**WHAT YOU ARE ASKED TO DO:**
Give the material once more, word for word, without any images.

**THE DATA:**
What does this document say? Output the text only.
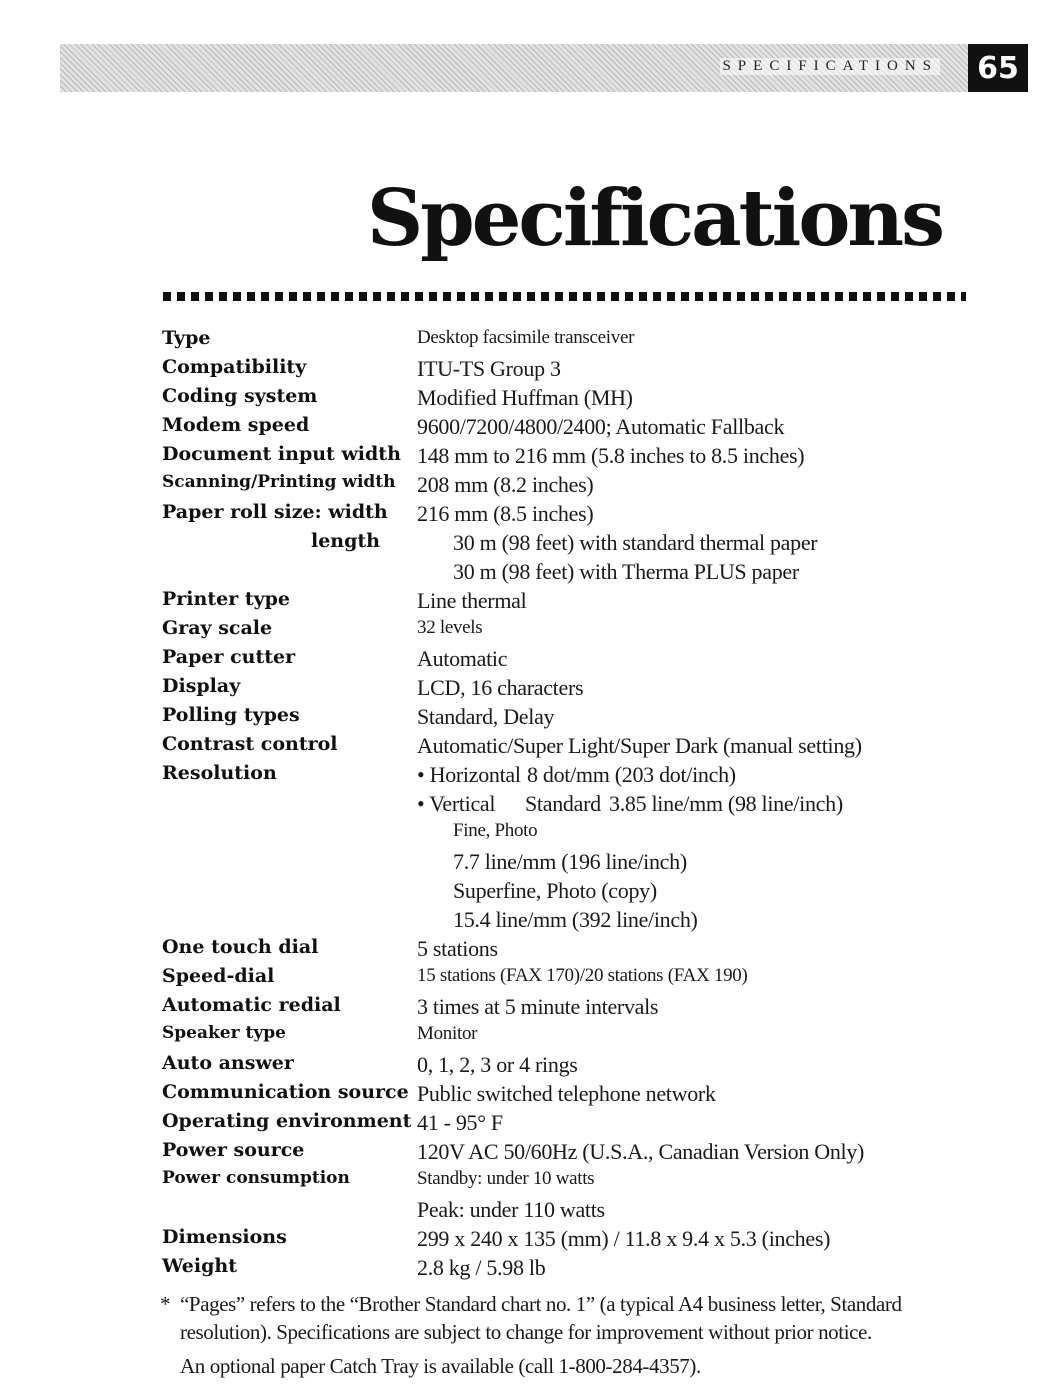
SPECIFICATIONS	65
Specifications
Type	Desktop facsimile transceiver
Compatibility	ITU-TS Group 3
Coding system	Modified Huffman (MH)
Modem speed	9600/7200/4800/2400; Automatic Fallback
Document input width 148 mm to 216 mm (5.8 inches to 8.5 inches)
Scanning/Printing width 208 mm (8.2 inches)
Paper roll size: width 216 mm (8.5 inches)
length	30 m (98 feet) with standard thermal paper
30 m (98 feet) with Therma PLUS paper
Printer type	Line thermal
Gray scale	32 levels
Paper cutter	Automatic
Display	LCD, 16 characters
Polling types	Standard, Delay
Contrast control	Automatic/Super Light/Super Dark (manual setting)
Resolution	• Horizontal 8 dot/mm (203 dot/inch)
• Vertical Standard 3.85 line/mm (98 line/inch)
Fine, Photo
7.7 line/mm (196 line/inch)
Superfine, Photo (copy)
15.4 line/mm (392 line/inch)
One touch dial	5 stations
Speed-dial	15 stations (FAX 170)/20 stations (FAX 190)
Automatic redial	3 times at 5 minute intervals
Speaker type	Monitor
Auto answer	0, 1, 2, 3 or 4 rings
Communication source Public switched telephone network
Operating environment 41 - 95° F
Power source	120V AC 50/60Hz (U.S.A., Canadian Version Only)
Power consumption	Standby: under 10 watts
Peak: under 110 watts
Dimensions	299 x 240 x 135 (mm) / 11.8 x 9.4 x 5.3 (inches)
Weight	2.8 kg / 5.98 lb
* “Pages” refers to the “Brother Standard chart no. 1” (a typical A4 business letter, Standard resolution). Specifications are subject to change for improvement without prior notice.
An optional paper Catch Tray is available (call 1-800-284-4357).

**OUTPUT FOR THIS TASK:**
What does this document say? Output the text only.
SPECIFICATIONS	65
Specifications
Type	Desktop facsimile transceiver
Compatibility	ITU-TS Group 3
Coding system	Modified Huffman (MH)
Modem speed	9600/7200/4800/2400; Automatic Fallback
Document input width 148 mm to 216 mm (5.8 inches to 8.5 inches)
Scanning/Printing width 208 mm (8.2 inches)
Paper roll size: width 216 mm (8.5 inches)
length	30 m (98 feet) with standard thermal paper
30 m (98 feet) with Therma PLUS paper
Printer type	Line thermal
Gray scale	32 levels
Paper cutter	Automatic
Display	LCD, 16 characters
Polling types	Standard, Delay
Contrast control	Automatic/Super Light/Super Dark (manual setting)
Resolution	• Horizontal 8 dot/mm (203 dot/inch)
• Vertical Standard 3.85 line/mm (98 line/inch)
Fine, Photo
7.7 line/mm (196 line/inch)
Superfine, Photo (copy)
15.4 line/mm (392 line/inch)
One touch dial	5 stations
Speed-dial	15 stations (FAX 170)/20 stations (FAX 190)
Automatic redial	3 times at 5 minute intervals
Speaker type	Monitor
Auto answer	0, 1, 2, 3 or 4 rings
Communication source Public switched telephone network
Operating environment 41 - 95° F
Power source	120V AC 50/60Hz (U.S.A., Canadian Version Only)
Power consumption	Standby: under 10 watts
Peak: under 110 watts
Dimensions	299 x 240 x 135 (mm) / 11.8 x 9.4 x 5.3 (inches)
Weight	2.8 kg / 5.98 lb
* “Pages” refers to the “Brother Standard chart no. 1” (a typical A4 business letter, Standard resolution). Specifications are subject to change for improvement without prior notice.
An optional paper Catch Tray is available (call 1-800-284-4357).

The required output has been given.